OBJECTIVE: Each line of the material below should be reproduced exactly.

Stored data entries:
## begin

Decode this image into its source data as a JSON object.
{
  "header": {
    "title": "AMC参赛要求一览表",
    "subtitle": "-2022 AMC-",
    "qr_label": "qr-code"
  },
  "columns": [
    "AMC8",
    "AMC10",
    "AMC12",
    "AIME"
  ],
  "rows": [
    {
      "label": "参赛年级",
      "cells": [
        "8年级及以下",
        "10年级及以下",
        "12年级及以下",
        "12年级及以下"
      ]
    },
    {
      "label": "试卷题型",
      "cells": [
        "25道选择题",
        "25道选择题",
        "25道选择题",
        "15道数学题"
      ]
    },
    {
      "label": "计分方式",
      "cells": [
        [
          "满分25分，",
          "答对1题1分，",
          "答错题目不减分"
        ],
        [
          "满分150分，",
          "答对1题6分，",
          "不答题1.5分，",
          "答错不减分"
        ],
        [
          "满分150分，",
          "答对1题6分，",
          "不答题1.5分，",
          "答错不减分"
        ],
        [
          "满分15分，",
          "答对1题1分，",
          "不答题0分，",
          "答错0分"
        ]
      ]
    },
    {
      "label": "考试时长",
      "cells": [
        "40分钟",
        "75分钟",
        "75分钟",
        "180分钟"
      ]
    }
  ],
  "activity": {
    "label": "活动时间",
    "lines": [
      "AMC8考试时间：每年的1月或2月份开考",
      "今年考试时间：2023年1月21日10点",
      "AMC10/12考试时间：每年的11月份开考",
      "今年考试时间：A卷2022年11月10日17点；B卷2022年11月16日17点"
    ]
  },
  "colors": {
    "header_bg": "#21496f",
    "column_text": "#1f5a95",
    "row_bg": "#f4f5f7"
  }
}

## end

EXERCISE RESULT:
Decode this image into its source data as a JSON object.
{
  "header": {
    "title": "AMC参赛要求一览表",
    "subtitle": "-2022 AMC-",
    "qr_label": "qr-code"
  },
  "columns": [
    "AMC8",
    "AMC10",
    "AMC12",
    "AIME"
  ],
  "rows": [
    {
      "label": "参赛年级",
      "cells": [
        "8年级及以下",
        "10年级及以下",
        "12年级及以下",
        "12年级及以下"
      ]
    },
    {
      "label": "试卷题型",
      "cells": [
        "25道选择题",
        "25道选择题",
        "25道选择题",
        "15道数学题"
      ]
    },
    {
      "label": "计分方式",
      "cells": [
        [
          "满分25分，",
          "答对1题1分，",
          "答错题目不减分"
        ],
        [
          "满分150分，",
          "答对1题6分，",
          "不答题1.5分，",
          "答错不减分"
        ],
        [
          "满分150分，",
          "答对1题6分，",
          "不答题1.5分，",
          "答错不减分"
        ],
        [
          "满分15分，",
          "答对1题1分，",
          "不答题0分，",
          "答错0分"
        ]
      ]
    },
    {
      "label": "考试时长",
      "cells": [
        "40分钟",
        "75分钟",
        "75分钟",
        "180分钟"
      ]
    }
  ],
  "activity": {
    "label": "活动时间",
    "lines": [
      "AMC8考试时间：每年的1月或2月份开考",
      "今年考试时间：2023年1月21日10点",
      "AMC10/12考试时间：每年的11月份开考",
      "今年考试时间：A卷2022年11月10日17点；B卷2022年11月16日17点"
    ]
  },
  "colors": {
    "header_bg": "#21496f",
    "column_text": "#1f5a95",
    "row_bg": "#f4f5f7"
  }
}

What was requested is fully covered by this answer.